→ GOAL OF THE EXERCISE: Retype the records that come next, word for word.
** begin RECORDS SHOWN **
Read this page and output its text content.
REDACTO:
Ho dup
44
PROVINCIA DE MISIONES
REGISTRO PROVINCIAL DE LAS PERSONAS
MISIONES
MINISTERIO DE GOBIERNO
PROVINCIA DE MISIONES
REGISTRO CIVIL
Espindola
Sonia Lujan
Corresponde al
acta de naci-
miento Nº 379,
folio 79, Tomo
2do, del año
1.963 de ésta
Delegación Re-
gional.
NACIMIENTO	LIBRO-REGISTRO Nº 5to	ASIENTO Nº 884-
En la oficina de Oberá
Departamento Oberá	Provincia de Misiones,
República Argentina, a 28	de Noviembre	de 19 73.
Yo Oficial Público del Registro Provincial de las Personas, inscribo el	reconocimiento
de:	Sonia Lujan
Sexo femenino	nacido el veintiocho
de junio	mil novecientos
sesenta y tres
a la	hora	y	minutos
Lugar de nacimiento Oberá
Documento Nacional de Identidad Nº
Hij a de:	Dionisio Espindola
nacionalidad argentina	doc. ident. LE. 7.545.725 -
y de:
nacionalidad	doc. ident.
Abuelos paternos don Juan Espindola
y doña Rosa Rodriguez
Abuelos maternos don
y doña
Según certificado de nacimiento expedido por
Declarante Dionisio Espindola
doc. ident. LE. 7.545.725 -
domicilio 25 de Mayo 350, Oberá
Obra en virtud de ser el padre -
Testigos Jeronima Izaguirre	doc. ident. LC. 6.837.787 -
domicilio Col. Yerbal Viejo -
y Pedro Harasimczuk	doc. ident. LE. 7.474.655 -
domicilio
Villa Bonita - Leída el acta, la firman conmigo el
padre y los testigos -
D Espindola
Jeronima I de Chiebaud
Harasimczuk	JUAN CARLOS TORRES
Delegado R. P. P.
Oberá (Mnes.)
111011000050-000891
** end RECORDS SHOWN **
→ SOLUTION FOR THIS EXERCISE:
Read this page and output its text content.
REDACTO:
Ho dup
44
PROVINCIA DE MISIONES
REGISTRO PROVINCIAL DE LAS PERSONAS
MISIONES
MINISTERIO DE GOBIERNO
PROVINCIA DE MISIONES
REGISTRO CIVIL
Espindola
Sonia Lujan
Corresponde al
acta de naci-
miento Nº 379,
folio 79, Tomo
2do, del año
1.963 de ésta
Delegación Re-
gional.
NACIMIENTO	LIBRO-REGISTRO Nº 5to	ASIENTO Nº 884-
En la oficina de Oberá
Departamento Oberá	Provincia de Misiones,
República Argentina, a 28	de Noviembre	de 19 73.
Yo Oficial Público del Registro Provincial de las Personas, inscribo el	reconocimiento
de:	Sonia Lujan
Sexo femenino	nacido el veintiocho
de junio	mil novecientos
sesenta y tres
a la	hora	y	minutos
Lugar de nacimiento Oberá
Documento Nacional de Identidad Nº
Hij a de:	Dionisio Espindola
nacionalidad argentina	doc. ident. LE. 7.545.725 -
y de:
nacionalidad	doc. ident.
Abuelos paternos don Juan Espindola
y doña Rosa Rodriguez
Abuelos maternos don
y doña
Según certificado de nacimiento expedido por
Declarante Dionisio Espindola
doc. ident. LE. 7.545.725 -
domicilio 25 de Mayo 350, Oberá
Obra en virtud de ser el padre -
Testigos Jeronima Izaguirre	doc. ident. LC. 6.837.787 -
domicilio Col. Yerbal Viejo -
y Pedro Harasimczuk	doc. ident. LE. 7.474.655 -
domicilio
Villa Bonita - Leída el acta, la firman conmigo el
padre y los testigos -
D Espindola
Jeronima I de Chiebaud
Harasimczuk	JUAN CARLOS TORRES
Delegado R. P. P.
Oberá (Mnes.)
111011000050-000891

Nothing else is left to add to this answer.